◆ Directions for this task: Set down all of the entries word for word, omitting the images they contain.

==== Records shown ====

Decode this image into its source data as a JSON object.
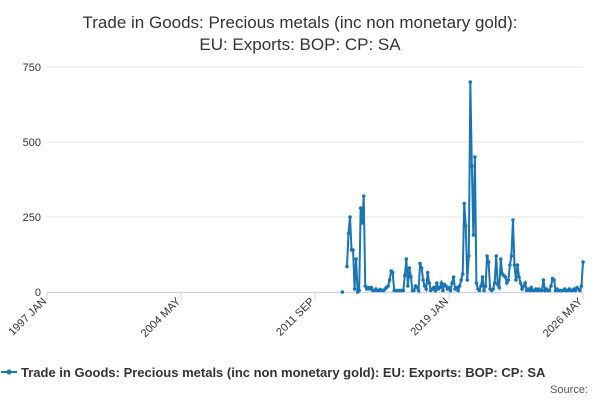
{
  "chart_data": {
    "type": "line",
    "title": [
      "Trade in Goods: Precious metals (inc non monetary gold):",
      "EU: Exports: BOP: CP: SA"
    ],
    "x": [
      "2013-03",
      "2013-04",
      "2013-05",
      "2013-06",
      "2013-07",
      "2013-08",
      "2013-09",
      "2013-10",
      "2013-11",
      "2013-12",
      "2014-01",
      "2014-02",
      "2014-03",
      "2014-04",
      "2014-05",
      "2014-06",
      "2014-07",
      "2014-08",
      "2014-09",
      "2014-10",
      "2014-11",
      "2014-12",
      "2015-01",
      "2015-02",
      "2015-03",
      "2015-04",
      "2015-05",
      "2015-06",
      "2015-07",
      "2015-08",
      "2015-09",
      "2015-10",
      "2015-11",
      "2015-12",
      "2016-01",
      "2016-02",
      "2016-03",
      "2016-04",
      "2016-05",
      "2016-06",
      "2016-07",
      "2016-08",
      "2016-09",
      "2016-10",
      "2016-11",
      "2016-12",
      "2017-01",
      "2017-02",
      "2017-03",
      "2017-04",
      "2017-05",
      "2017-06",
      "2017-07",
      "2017-08",
      "2017-09",
      "2017-10",
      "2017-11",
      "2017-12",
      "2018-01",
      "2018-02",
      "2018-03",
      "2018-04",
      "2018-05",
      "2018-06",
      "2018-07",
      "2018-08",
      "2018-09",
      "2018-10",
      "2018-11",
      "2018-12",
      "2019-01",
      "2019-02",
      "2019-03",
      "2019-04",
      "2019-05",
      "2019-06",
      "2019-07",
      "2019-08",
      "2019-09",
      "2019-10",
      "2019-11",
      "2019-12",
      "2020-01",
      "2020-02",
      "2020-03",
      "2020-04",
      "2020-05",
      "2020-06",
      "2020-07",
      "2020-08",
      "2020-09",
      "2020-10",
      "2020-11",
      "2020-12",
      "2021-01",
      "2021-02",
      "2021-03",
      "2021-04",
      "2021-05",
      "2021-06",
      "2021-07",
      "2021-08",
      "2021-09",
      "2021-10",
      "2021-11",
      "2021-12",
      "2022-01",
      "2022-02",
      "2022-03",
      "2022-04",
      "2022-05",
      "2022-06",
      "2022-07",
      "2022-08",
      "2022-09",
      "2022-10",
      "2022-11",
      "2022-12",
      "2023-01",
      "2023-02",
      "2023-03",
      "2023-04",
      "2023-05",
      "2023-06",
      "2023-07",
      "2023-08",
      "2023-09",
      "2023-10",
      "2023-11",
      "2023-12",
      "2024-01",
      "2024-02",
      "2024-03",
      "2024-04",
      "2024-05",
      "2024-06",
      "2024-07",
      "2024-08",
      "2024-09",
      "2024-10",
      "2024-11",
      "2024-12",
      "2025-01",
      "2025-02",
      "2025-03",
      "2025-04",
      "2025-05",
      "2025-06",
      "2025-07",
      "2025-08",
      "2025-09",
      "2025-10",
      "2025-11",
      "2025-12",
      "2026-01",
      "2026-02",
      "2026-03",
      "2026-04",
      "2026-05"
    ],
    "series": [
      {
        "name": "Trade in Goods: Precious metals (inc non monetary gold): EU: Exports: BOP: CP: SA",
        "color": "#1a75b5",
        "values": [
          0,
          null,
          null,
          85,
          195,
          250,
          140,
          140,
          10,
          110,
          0,
          5,
          280,
          230,
          320,
          20,
          10,
          15,
          10,
          15,
          5,
          5,
          10,
          5,
          5,
          8,
          5,
          5,
          10,
          15,
          20,
          40,
          70,
          65,
          5,
          5,
          5,
          5,
          5,
          5,
          5,
          55,
          110,
          20,
          80,
          50,
          5,
          5,
          20,
          15,
          5,
          95,
          80,
          40,
          20,
          10,
          65,
          30,
          5,
          10,
          15,
          5,
          30,
          10,
          15,
          30,
          5,
          25,
          20,
          10,
          15,
          5,
          30,
          50,
          10,
          15,
          5,
          20,
          40,
          60,
          295,
          220,
          40,
          120,
          700,
          420,
          190,
          450,
          30,
          10,
          5,
          20,
          50,
          5,
          20,
          120,
          100,
          10,
          5,
          10,
          30,
          120,
          25,
          15,
          110,
          60,
          55,
          50,
          30,
          40,
          90,
          120,
          240,
          90,
          40,
          90,
          50,
          30,
          10,
          20,
          30,
          5,
          10,
          5,
          15,
          5,
          5,
          10,
          5,
          10,
          5,
          5,
          40,
          5,
          10,
          5,
          5,
          20,
          45,
          40,
          5,
          10,
          5,
          5,
          5,
          5,
          10,
          5,
          5,
          10,
          5,
          5,
          10,
          5,
          15,
          10,
          5,
          20,
          100
        ]
      }
    ],
    "xlim": [
      "1997-01",
      "2026-05"
    ],
    "xticks": [
      {
        "value": "1997-01",
        "label": "1997 JAN"
      },
      {
        "value": "2004-05",
        "label": "2004 MAY"
      },
      {
        "value": "2011-09",
        "label": "2011 SEP"
      },
      {
        "value": "2019-01",
        "label": "2019 JAN"
      },
      {
        "value": "2026-05",
        "label": "2026 MAY"
      }
    ],
    "ylim": [
      0,
      750
    ],
    "yticks": [
      0,
      250,
      500,
      750
    ],
    "grid": true,
    "source": "Source:"
  }
}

====

◆ Task output:
Decode this image into its source data as a JSON object.
{
  "chart_data": {
    "type": "line",
    "title": [
      "Trade in Goods: Precious metals (inc non monetary gold):",
      "EU: Exports: BOP: CP: SA"
    ],
    "x": [
      "2013-03",
      "2013-04",
      "2013-05",
      "2013-06",
      "2013-07",
      "2013-08",
      "2013-09",
      "2013-10",
      "2013-11",
      "2013-12",
      "2014-01",
      "2014-02",
      "2014-03",
      "2014-04",
      "2014-05",
      "2014-06",
      "2014-07",
      "2014-08",
      "2014-09",
      "2014-10",
      "2014-11",
      "2014-12",
      "2015-01",
      "2015-02",
      "2015-03",
      "2015-04",
      "2015-05",
      "2015-06",
      "2015-07",
      "2015-08",
      "2015-09",
      "2015-10",
      "2015-11",
      "2015-12",
      "2016-01",
      "2016-02",
      "2016-03",
      "2016-04",
      "2016-05",
      "2016-06",
      "2016-07",
      "2016-08",
      "2016-09",
      "2016-10",
      "2016-11",
      "2016-12",
      "2017-01",
      "2017-02",
      "2017-03",
      "2017-04",
      "2017-05",
      "2017-06",
      "2017-07",
      "2017-08",
      "2017-09",
      "2017-10",
      "2017-11",
      "2017-12",
      "2018-01",
      "2018-02",
      "2018-03",
      "2018-04",
      "2018-05",
      "2018-06",
      "2018-07",
      "2018-08",
      "2018-09",
      "2018-10",
      "2018-11",
      "2018-12",
      "2019-01",
      "2019-02",
      "2019-03",
      "2019-04",
      "2019-05",
      "2019-06",
      "2019-07",
      "2019-08",
      "2019-09",
      "2019-10",
      "2019-11",
      "2019-12",
      "2020-01",
      "2020-02",
      "2020-03",
      "2020-04",
      "2020-05",
      "2020-06",
      "2020-07",
      "2020-08",
      "2020-09",
      "2020-10",
      "2020-11",
      "2020-12",
      "2021-01",
      "2021-02",
      "2021-03",
      "2021-04",
      "2021-05",
      "2021-06",
      "2021-07",
      "2021-08",
      "2021-09",
      "2021-10",
      "2021-11",
      "2021-12",
      "2022-01",
      "2022-02",
      "2022-03",
      "2022-04",
      "2022-05",
      "2022-06",
      "2022-07",
      "2022-08",
      "2022-09",
      "2022-10",
      "2022-11",
      "2022-12",
      "2023-01",
      "2023-02",
      "2023-03",
      "2023-04",
      "2023-05",
      "2023-06",
      "2023-07",
      "2023-08",
      "2023-09",
      "2023-10",
      "2023-11",
      "2023-12",
      "2024-01",
      "2024-02",
      "2024-03",
      "2024-04",
      "2024-05",
      "2024-06",
      "2024-07",
      "2024-08",
      "2024-09",
      "2024-10",
      "2024-11",
      "2024-12",
      "2025-01",
      "2025-02",
      "2025-03",
      "2025-04",
      "2025-05",
      "2025-06",
      "2025-07",
      "2025-08",
      "2025-09",
      "2025-10",
      "2025-11",
      "2025-12",
      "2026-01",
      "2026-02",
      "2026-03",
      "2026-04",
      "2026-05"
    ],
    "series": [
      {
        "name": "Trade in Goods: Precious metals (inc non monetary gold): EU: Exports: BOP: CP: SA",
        "color": "#1a75b5",
        "values": [
          0,
          null,
          null,
          85,
          195,
          250,
          140,
          140,
          10,
          110,
          0,
          5,
          280,
          230,
          320,
          20,
          10,
          15,
          10,
          15,
          5,
          5,
          10,
          5,
          5,
          8,
          5,
          5,
          10,
          15,
          20,
          40,
          70,
          65,
          5,
          5,
          5,
          5,
          5,
          5,
          5,
          55,
          110,
          20,
          80,
          50,
          5,
          5,
          20,
          15,
          5,
          95,
          80,
          40,
          20,
          10,
          65,
          30,
          5,
          10,
          15,
          5,
          30,
          10,
          15,
          30,
          5,
          25,
          20,
          10,
          15,
          5,
          30,
          50,
          10,
          15,
          5,
          20,
          40,
          60,
          295,
          220,
          40,
          120,
          700,
          420,
          190,
          450,
          30,
          10,
          5,
          20,
          50,
          5,
          20,
          120,
          100,
          10,
          5,
          10,
          30,
          120,
          25,
          15,
          110,
          60,
          55,
          50,
          30,
          40,
          90,
          120,
          240,
          90,
          40,
          90,
          50,
          30,
          10,
          20,
          30,
          5,
          10,
          5,
          15,
          5,
          5,
          10,
          5,
          10,
          5,
          5,
          40,
          5,
          10,
          5,
          5,
          20,
          45,
          40,
          5,
          10,
          5,
          5,
          5,
          5,
          10,
          5,
          5,
          10,
          5,
          5,
          10,
          5,
          15,
          10,
          5,
          20,
          100
        ]
      }
    ],
    "xlim": [
      "1997-01",
      "2026-05"
    ],
    "xticks": [
      {
        "value": "1997-01",
        "label": "1997 JAN"
      },
      {
        "value": "2004-05",
        "label": "2004 MAY"
      },
      {
        "value": "2011-09",
        "label": "2011 SEP"
      },
      {
        "value": "2019-01",
        "label": "2019 JAN"
      },
      {
        "value": "2026-05",
        "label": "2026 MAY"
      }
    ],
    "ylim": [
      0,
      750
    ],
    "yticks": [
      0,
      250,
      500,
      750
    ],
    "grid": true,
    "source": "Source:"
  }
}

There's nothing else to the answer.